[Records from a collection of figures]
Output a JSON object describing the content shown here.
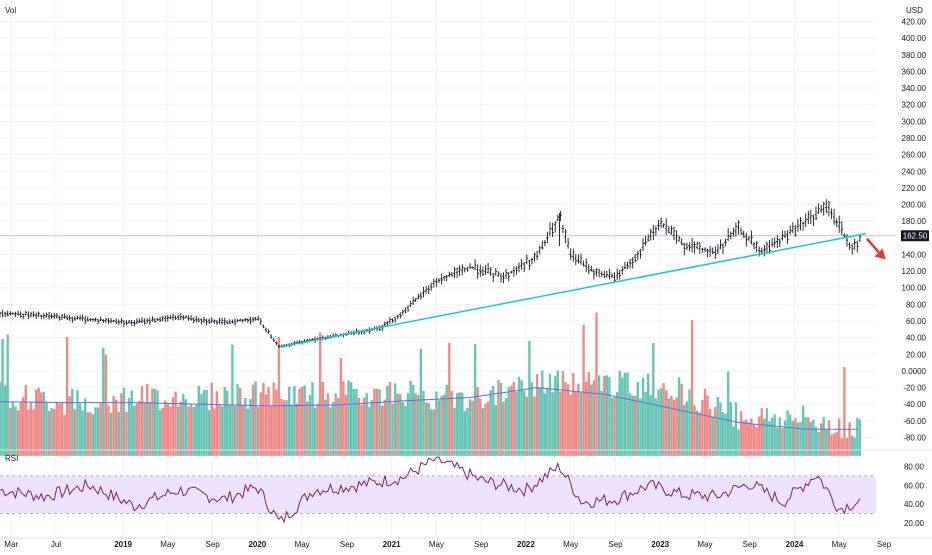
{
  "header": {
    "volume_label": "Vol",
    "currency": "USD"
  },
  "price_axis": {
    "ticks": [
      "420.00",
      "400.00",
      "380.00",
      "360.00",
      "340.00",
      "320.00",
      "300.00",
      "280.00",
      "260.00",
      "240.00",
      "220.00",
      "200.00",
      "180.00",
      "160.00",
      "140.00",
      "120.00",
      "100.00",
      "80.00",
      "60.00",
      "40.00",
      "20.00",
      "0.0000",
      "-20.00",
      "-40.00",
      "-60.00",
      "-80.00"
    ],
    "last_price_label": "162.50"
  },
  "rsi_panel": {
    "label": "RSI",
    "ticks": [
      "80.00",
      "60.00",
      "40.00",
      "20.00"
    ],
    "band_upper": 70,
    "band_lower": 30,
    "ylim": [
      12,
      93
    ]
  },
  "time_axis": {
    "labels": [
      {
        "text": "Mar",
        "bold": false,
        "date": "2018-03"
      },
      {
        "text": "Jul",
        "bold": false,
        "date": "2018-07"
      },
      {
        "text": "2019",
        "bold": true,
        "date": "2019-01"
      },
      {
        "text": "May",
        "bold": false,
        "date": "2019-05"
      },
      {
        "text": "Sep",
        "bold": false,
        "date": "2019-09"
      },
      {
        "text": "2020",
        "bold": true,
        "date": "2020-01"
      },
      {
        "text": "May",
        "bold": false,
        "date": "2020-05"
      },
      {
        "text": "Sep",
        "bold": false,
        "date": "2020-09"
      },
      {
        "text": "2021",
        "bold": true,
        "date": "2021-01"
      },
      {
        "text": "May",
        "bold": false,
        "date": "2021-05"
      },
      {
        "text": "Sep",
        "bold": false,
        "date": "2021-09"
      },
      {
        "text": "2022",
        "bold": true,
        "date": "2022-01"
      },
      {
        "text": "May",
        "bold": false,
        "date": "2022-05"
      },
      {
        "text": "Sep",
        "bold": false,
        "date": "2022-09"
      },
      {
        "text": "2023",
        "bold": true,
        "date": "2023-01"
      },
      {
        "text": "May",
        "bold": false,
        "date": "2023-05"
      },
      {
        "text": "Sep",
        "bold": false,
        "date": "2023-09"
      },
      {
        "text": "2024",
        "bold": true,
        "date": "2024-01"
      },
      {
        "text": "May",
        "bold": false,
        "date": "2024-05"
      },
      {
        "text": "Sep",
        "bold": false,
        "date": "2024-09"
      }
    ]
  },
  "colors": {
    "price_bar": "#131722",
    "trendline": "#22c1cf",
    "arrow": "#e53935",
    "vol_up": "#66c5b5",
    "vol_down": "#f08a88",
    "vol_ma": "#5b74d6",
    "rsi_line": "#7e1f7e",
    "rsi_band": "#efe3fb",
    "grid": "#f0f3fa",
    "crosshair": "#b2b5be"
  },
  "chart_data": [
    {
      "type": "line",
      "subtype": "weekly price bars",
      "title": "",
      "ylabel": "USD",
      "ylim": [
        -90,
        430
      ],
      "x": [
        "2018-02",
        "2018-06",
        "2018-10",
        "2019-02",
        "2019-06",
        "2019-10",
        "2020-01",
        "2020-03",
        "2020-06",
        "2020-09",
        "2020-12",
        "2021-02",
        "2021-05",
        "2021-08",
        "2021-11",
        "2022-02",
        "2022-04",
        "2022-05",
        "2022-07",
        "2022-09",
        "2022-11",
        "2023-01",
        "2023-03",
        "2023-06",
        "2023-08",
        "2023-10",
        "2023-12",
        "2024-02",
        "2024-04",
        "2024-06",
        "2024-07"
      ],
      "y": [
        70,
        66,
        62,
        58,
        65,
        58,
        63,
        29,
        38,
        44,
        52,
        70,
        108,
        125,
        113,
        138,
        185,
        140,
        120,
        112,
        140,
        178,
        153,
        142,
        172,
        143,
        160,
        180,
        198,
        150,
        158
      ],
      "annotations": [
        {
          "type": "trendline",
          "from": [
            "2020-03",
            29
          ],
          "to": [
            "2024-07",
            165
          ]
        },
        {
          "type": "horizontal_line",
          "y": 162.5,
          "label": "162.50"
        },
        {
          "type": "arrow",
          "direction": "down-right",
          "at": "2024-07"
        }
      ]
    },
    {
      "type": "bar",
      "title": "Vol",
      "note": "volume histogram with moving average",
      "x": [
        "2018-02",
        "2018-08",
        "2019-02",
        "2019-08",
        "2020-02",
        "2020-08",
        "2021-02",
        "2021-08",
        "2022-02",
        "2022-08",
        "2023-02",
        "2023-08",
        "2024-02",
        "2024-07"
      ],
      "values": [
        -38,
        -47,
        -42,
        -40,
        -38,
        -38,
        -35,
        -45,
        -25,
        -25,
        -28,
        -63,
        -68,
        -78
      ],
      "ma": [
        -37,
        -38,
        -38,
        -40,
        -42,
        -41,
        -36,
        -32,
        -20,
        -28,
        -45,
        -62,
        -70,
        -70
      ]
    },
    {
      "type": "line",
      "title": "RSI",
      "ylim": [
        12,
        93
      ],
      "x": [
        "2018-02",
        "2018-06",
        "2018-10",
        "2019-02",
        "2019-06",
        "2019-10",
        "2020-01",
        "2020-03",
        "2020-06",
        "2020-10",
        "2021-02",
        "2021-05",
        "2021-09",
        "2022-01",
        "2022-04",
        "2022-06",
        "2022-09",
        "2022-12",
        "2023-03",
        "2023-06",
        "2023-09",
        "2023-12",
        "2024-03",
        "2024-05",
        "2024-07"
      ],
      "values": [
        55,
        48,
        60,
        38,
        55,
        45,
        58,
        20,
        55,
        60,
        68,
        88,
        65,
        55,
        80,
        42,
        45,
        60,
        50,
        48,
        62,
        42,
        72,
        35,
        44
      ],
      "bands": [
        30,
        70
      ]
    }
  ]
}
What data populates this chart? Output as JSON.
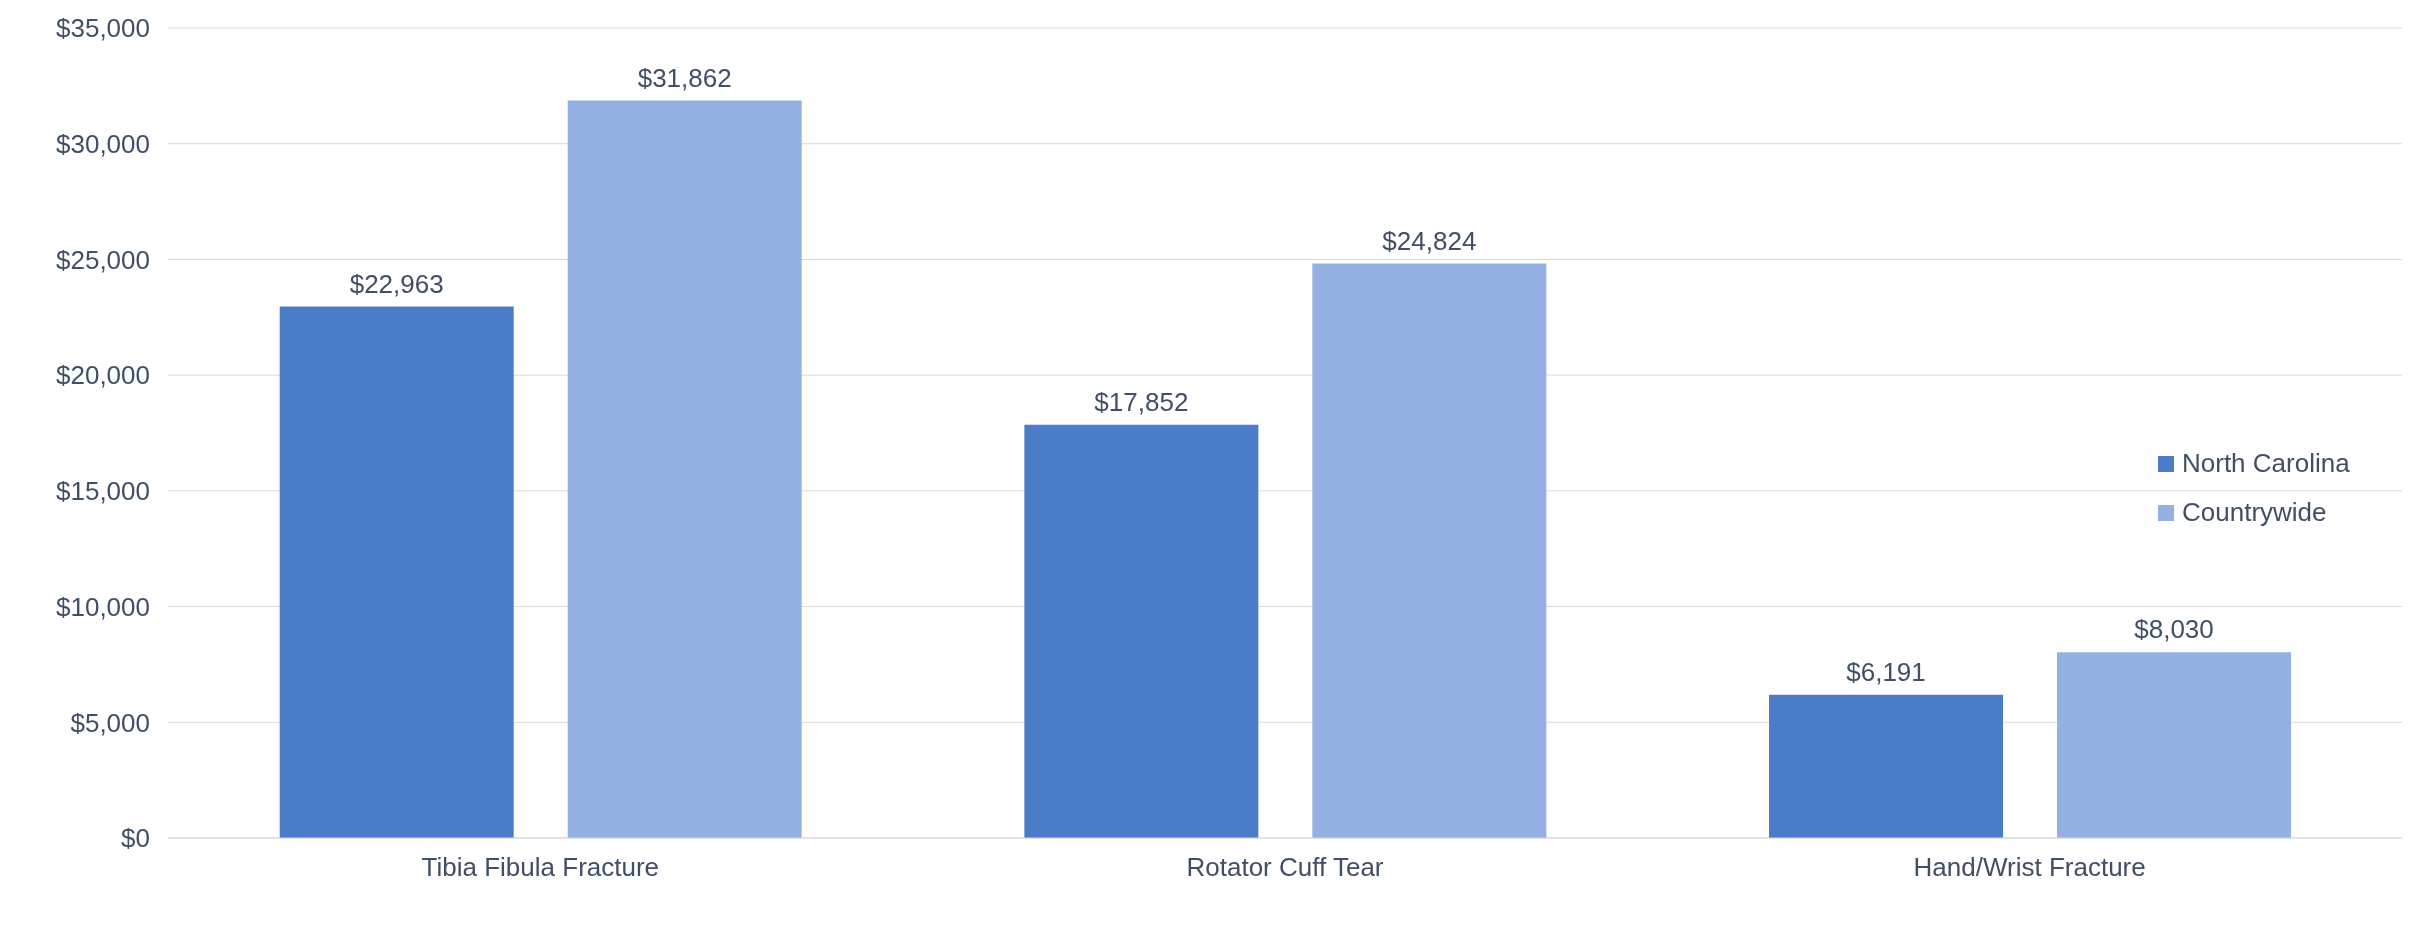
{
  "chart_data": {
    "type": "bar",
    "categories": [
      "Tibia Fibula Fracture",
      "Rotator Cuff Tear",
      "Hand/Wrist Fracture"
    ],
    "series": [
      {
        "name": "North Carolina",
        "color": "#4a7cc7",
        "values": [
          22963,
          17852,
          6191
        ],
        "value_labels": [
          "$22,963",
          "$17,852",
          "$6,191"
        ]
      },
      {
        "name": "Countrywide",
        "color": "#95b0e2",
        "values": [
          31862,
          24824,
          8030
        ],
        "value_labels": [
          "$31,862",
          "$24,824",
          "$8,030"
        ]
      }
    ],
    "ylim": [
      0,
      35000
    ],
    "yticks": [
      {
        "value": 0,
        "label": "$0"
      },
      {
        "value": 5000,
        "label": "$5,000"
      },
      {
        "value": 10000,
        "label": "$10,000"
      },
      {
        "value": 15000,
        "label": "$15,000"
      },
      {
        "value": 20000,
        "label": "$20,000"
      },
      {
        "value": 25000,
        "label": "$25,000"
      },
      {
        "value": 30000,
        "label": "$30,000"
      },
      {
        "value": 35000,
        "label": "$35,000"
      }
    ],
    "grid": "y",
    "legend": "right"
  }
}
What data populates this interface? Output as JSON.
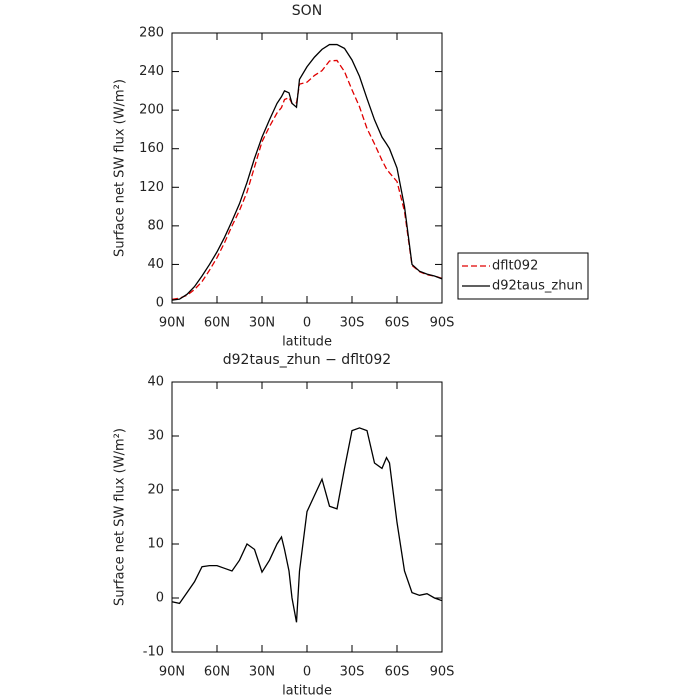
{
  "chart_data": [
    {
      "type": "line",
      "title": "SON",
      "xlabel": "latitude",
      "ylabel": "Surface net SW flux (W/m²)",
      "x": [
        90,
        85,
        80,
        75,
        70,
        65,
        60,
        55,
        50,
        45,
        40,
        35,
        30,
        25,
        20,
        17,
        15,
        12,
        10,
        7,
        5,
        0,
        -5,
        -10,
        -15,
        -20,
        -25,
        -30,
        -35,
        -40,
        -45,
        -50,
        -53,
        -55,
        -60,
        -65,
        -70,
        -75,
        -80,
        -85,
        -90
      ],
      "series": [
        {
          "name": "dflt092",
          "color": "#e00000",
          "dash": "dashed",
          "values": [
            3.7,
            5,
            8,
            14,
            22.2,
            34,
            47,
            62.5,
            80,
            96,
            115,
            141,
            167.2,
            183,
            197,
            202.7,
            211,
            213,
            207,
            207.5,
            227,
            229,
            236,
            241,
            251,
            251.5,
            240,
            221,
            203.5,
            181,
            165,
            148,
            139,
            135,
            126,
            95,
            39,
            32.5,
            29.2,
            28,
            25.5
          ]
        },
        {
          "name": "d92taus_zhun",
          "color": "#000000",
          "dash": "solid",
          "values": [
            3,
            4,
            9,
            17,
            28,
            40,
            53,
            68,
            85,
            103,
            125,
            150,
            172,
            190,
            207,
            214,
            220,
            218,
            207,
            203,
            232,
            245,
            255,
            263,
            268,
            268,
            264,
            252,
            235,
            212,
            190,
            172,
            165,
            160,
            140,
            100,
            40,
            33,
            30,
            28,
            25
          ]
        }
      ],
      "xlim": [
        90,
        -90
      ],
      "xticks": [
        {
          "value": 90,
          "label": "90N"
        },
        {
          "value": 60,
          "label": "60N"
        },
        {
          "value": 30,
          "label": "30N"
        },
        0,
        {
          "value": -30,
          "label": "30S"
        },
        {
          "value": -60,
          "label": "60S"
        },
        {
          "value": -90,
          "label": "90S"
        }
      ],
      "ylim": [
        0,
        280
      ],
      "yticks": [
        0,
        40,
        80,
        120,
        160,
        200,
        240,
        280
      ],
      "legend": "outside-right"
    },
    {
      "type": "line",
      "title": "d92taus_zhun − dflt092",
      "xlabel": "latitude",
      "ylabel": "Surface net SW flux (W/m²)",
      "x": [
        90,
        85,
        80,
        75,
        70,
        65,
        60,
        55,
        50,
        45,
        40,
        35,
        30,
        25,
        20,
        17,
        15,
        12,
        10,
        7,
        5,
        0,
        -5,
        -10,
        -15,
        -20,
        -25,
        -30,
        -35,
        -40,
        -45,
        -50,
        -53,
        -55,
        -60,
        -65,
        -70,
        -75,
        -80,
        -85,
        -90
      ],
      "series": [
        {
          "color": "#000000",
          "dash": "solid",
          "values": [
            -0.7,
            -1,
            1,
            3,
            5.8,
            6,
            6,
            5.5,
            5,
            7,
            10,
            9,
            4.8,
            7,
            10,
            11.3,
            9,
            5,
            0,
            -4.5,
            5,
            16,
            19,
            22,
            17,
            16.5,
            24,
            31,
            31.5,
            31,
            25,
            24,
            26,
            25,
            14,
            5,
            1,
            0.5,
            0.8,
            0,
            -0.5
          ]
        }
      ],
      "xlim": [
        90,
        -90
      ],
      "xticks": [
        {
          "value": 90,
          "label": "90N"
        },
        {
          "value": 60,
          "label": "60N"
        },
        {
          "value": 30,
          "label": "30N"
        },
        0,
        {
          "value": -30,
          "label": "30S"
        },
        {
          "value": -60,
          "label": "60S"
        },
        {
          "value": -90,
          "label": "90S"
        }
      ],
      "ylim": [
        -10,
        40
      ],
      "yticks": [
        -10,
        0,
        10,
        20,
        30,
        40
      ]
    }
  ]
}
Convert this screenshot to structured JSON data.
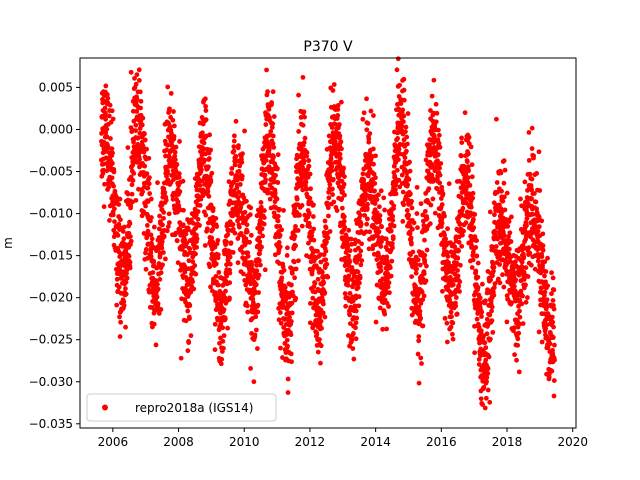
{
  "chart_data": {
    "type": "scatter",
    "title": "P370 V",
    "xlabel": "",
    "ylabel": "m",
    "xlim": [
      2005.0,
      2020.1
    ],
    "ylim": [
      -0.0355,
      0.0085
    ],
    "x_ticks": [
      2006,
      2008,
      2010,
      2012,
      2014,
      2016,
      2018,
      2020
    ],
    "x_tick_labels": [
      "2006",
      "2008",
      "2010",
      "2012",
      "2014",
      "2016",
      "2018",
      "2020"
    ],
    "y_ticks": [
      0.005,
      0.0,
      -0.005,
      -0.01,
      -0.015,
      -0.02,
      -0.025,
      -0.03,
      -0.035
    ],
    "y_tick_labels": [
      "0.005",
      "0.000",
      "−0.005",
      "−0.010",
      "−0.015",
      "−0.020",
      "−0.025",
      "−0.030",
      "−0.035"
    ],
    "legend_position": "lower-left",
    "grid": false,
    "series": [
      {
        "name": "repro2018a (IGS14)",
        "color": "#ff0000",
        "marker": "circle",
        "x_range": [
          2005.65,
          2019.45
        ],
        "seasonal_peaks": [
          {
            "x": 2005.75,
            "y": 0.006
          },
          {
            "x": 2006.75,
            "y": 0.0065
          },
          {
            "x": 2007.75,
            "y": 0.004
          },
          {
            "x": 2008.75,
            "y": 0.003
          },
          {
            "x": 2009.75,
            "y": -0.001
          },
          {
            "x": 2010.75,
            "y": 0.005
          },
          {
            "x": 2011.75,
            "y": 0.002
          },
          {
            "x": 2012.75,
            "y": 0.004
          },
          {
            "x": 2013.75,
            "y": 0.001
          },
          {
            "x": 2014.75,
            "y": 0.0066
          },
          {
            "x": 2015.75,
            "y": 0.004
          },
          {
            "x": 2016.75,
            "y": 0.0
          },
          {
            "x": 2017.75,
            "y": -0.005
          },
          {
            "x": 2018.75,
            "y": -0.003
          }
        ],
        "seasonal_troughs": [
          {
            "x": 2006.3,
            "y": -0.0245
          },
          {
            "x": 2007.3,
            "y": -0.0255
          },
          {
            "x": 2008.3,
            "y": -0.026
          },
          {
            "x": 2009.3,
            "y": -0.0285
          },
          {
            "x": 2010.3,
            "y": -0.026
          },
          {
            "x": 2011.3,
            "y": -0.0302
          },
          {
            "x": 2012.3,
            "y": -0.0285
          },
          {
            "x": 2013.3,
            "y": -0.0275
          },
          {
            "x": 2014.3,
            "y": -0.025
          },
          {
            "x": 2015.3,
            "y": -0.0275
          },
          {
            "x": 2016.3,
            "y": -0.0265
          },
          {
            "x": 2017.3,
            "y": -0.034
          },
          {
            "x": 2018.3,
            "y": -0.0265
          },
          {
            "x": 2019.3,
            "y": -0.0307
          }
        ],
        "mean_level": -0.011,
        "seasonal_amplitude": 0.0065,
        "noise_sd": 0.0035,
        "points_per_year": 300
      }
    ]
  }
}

▶ **Your instructions**
Each line that holds the word "this" is to be copied.

▶ **Finished answer**
What data populates this chart? Output as JSON.
What data populates this interface? Output as JSON.
Convert this screenshot to structured JSON data.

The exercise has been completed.